■ PROVIDED MATERIAL ■
-- Start --
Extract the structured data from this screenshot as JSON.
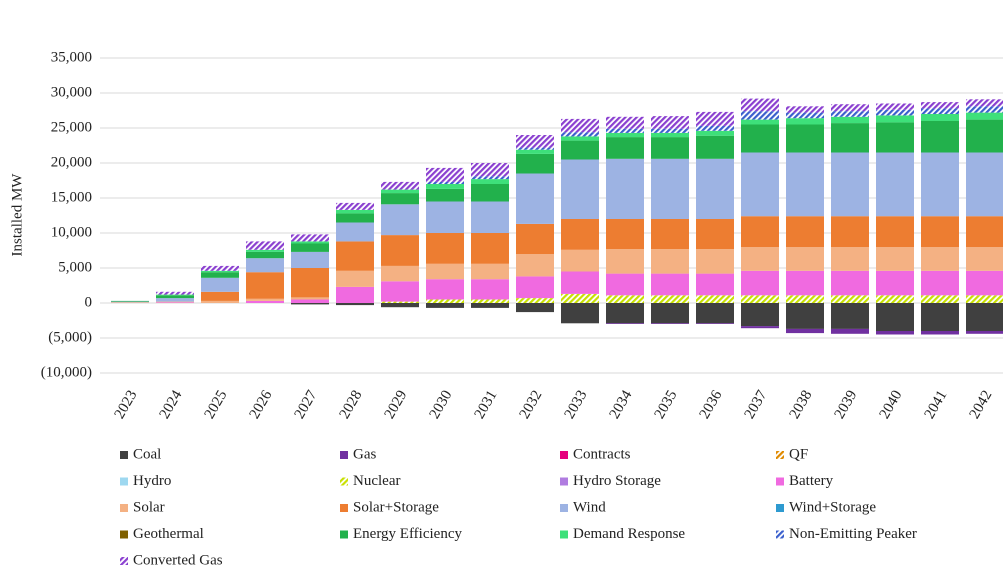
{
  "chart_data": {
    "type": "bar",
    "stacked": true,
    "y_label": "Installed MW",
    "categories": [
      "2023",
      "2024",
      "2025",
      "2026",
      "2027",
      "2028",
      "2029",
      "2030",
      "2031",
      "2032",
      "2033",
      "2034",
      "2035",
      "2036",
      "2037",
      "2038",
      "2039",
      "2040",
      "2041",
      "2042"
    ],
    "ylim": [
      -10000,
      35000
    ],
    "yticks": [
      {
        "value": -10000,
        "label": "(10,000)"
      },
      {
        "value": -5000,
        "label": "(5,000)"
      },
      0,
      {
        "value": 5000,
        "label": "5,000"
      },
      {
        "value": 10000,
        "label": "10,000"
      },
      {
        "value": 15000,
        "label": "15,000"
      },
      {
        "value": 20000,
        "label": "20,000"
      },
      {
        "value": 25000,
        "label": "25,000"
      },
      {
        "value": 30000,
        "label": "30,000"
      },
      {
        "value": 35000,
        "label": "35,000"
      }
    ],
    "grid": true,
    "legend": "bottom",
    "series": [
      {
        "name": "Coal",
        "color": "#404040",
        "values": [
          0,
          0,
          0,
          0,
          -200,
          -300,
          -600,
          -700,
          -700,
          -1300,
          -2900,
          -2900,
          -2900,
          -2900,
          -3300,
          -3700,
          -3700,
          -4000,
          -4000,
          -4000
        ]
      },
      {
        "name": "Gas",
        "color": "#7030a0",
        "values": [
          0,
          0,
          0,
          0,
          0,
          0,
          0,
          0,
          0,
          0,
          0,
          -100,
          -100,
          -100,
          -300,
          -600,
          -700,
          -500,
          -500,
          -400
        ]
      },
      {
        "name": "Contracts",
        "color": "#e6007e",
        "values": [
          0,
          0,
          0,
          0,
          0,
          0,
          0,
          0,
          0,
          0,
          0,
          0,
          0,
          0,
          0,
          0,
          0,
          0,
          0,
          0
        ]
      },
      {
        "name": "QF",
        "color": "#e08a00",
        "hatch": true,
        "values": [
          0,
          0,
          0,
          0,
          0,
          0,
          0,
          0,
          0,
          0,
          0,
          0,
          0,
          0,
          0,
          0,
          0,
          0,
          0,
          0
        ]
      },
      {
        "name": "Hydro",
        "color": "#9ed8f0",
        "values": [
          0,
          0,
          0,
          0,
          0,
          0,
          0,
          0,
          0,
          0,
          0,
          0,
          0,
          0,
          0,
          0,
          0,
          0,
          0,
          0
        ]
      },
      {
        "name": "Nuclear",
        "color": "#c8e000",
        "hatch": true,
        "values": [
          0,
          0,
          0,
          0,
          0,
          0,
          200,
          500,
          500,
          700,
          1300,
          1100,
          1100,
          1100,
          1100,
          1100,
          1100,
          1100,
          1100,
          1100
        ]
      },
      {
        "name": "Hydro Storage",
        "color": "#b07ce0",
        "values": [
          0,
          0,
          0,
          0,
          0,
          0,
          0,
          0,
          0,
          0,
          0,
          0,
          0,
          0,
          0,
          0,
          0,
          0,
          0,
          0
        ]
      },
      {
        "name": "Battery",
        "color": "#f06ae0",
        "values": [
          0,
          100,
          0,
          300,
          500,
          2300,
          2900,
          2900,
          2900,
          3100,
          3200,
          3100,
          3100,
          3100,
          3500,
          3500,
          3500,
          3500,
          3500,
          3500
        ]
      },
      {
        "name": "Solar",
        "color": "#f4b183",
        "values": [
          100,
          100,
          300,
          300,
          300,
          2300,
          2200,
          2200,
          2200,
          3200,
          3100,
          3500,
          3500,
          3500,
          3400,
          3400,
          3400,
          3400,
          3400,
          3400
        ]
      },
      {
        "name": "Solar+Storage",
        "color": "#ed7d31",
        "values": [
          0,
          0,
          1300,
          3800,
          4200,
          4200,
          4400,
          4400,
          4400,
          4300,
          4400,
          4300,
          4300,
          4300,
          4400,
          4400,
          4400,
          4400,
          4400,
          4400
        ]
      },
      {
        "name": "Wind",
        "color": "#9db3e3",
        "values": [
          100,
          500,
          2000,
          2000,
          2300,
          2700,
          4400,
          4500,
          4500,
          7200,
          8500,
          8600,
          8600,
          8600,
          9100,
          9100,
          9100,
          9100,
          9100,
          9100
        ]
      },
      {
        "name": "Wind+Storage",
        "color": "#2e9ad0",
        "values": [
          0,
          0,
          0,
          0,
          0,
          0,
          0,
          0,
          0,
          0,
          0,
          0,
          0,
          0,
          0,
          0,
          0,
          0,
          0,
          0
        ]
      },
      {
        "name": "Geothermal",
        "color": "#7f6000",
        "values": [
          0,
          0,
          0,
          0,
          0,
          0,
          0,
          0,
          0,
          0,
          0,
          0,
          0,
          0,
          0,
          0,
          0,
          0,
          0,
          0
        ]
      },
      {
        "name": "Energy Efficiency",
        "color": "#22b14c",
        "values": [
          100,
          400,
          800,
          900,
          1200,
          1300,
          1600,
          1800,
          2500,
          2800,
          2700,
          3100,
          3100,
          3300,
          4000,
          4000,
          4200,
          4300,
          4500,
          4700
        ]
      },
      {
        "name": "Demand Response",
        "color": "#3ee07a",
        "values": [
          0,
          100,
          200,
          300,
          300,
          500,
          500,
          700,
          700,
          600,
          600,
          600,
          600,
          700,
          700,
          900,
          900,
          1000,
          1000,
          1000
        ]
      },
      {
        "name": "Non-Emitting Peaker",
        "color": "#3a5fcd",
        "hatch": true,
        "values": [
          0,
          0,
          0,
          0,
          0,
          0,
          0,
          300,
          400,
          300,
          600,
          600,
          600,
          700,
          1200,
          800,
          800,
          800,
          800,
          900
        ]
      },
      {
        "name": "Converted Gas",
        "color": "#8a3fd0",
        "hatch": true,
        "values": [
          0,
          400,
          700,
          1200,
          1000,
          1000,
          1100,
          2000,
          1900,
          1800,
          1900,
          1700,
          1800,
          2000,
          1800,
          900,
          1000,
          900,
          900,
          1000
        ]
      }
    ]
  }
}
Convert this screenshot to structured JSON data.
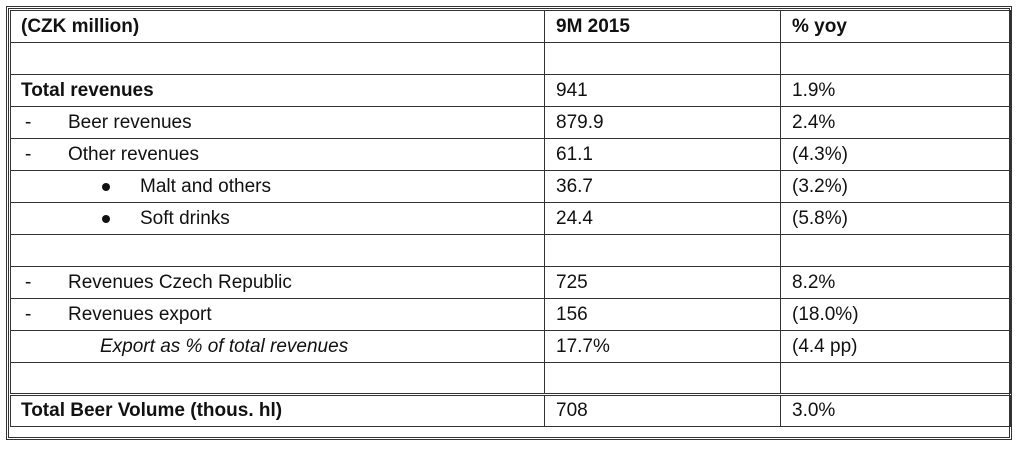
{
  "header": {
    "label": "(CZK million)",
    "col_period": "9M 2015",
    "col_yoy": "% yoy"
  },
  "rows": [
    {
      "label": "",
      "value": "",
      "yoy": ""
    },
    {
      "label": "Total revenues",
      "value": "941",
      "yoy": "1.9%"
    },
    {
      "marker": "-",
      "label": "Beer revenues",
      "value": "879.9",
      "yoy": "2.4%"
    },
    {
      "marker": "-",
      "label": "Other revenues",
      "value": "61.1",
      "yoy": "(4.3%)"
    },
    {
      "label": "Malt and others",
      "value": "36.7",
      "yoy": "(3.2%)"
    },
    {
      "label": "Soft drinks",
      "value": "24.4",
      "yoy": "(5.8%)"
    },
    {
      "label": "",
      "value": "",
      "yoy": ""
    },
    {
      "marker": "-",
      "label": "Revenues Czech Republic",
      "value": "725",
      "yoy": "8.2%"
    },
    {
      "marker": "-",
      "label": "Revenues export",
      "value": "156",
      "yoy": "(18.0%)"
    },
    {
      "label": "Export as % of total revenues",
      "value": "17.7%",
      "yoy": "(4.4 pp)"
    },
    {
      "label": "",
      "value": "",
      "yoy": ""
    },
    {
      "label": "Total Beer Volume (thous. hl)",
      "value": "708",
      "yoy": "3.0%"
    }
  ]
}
-- End --
■ PROBLEM ■
State how many lines include the string "JSON", and nothing more.

■ RESULT FOR THIS TASK ■
2